*What to work on*: Copy out every record below exactly as written, but leave out any pictures.

__________________________________________________

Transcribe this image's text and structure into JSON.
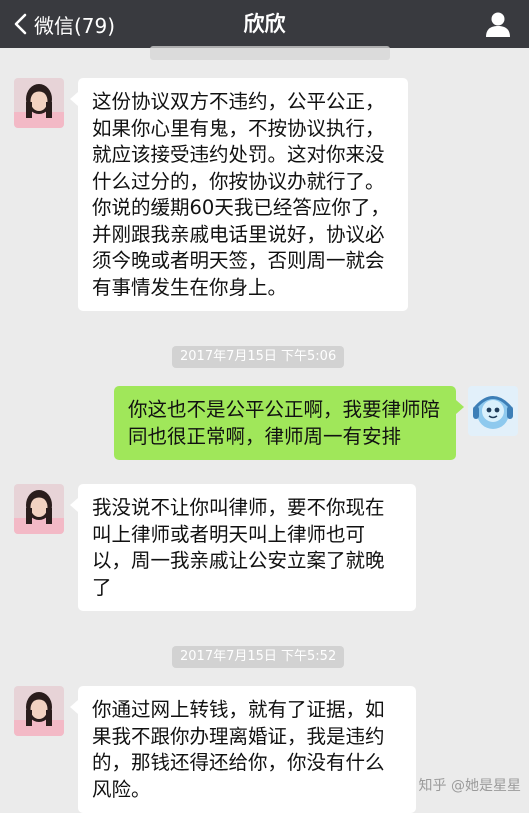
{
  "nav": {
    "back_label": "微信(79)",
    "title": "欣欣"
  },
  "messages": [
    {
      "direction": "in",
      "text": "这份协议双方不违约，公平公正，如果你心里有鬼，不按协议执行，就应该接受违约处罚。这对你来没什么过分的，你按协议办就行了。你说的缓期60天我已经答应你了，并刚跟我亲戚电话里说好，协议必须今晚或者明天签，否则周一就会有事情发生在你身上。"
    },
    {
      "direction": "out",
      "text": "你这也不是公平公正啊，我要律师陪同也很正常啊，律师周一有安排"
    },
    {
      "direction": "in",
      "text": "我没说不让你叫律师，要不你现在叫上律师或者明天叫上律师也可以，周一我亲戚让公安立案了就晚了"
    },
    {
      "direction": "in",
      "text": "你通过网上转钱，就有了证据，如果我不跟你办理离婚证，我是违约的，那钱还得还给你，你没有什么风险。"
    }
  ],
  "timestamps": [
    "2017年7月15日 下午5:06",
    "2017年7月15日 下午5:52"
  ],
  "watermark": "知乎 @她是星星",
  "colors": {
    "nav_bg": "#393a3f",
    "chat_bg": "#ebebeb",
    "incoming_bubble": "#ffffff",
    "outgoing_bubble": "#a0e75a",
    "timestamp_bg": "#d2d2d2"
  },
  "icons": [
    "chevron-left-icon",
    "person-icon",
    "girl-avatar",
    "cartoon-avatar"
  ]
}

__________________________________________________

*Written response*:
Transcribe this image's text and structure into JSON.
{
  "nav": {
    "back_label": "微信(79)",
    "title": "欣欣"
  },
  "messages": [
    {
      "direction": "in",
      "text": "这份协议双方不违约，公平公正，如果你心里有鬼，不按协议执行，就应该接受违约处罚。这对你来没什么过分的，你按协议办就行了。你说的缓期60天我已经答应你了，并刚跟我亲戚电话里说好，协议必须今晚或者明天签，否则周一就会有事情发生在你身上。"
    },
    {
      "direction": "out",
      "text": "你这也不是公平公正啊，我要律师陪同也很正常啊，律师周一有安排"
    },
    {
      "direction": "in",
      "text": "我没说不让你叫律师，要不你现在叫上律师或者明天叫上律师也可以，周一我亲戚让公安立案了就晚了"
    },
    {
      "direction": "in",
      "text": "你通过网上转钱，就有了证据，如果我不跟你办理离婚证，我是违约的，那钱还得还给你，你没有什么风险。"
    }
  ],
  "timestamps": [
    "2017年7月15日 下午5:06",
    "2017年7月15日 下午5:52"
  ],
  "watermark": "知乎 @她是星星",
  "colors": {
    "nav_bg": "#393a3f",
    "chat_bg": "#ebebeb",
    "incoming_bubble": "#ffffff",
    "outgoing_bubble": "#a0e75a",
    "timestamp_bg": "#d2d2d2"
  },
  "icons": [
    "chevron-left-icon",
    "person-icon",
    "girl-avatar",
    "cartoon-avatar"
  ]
}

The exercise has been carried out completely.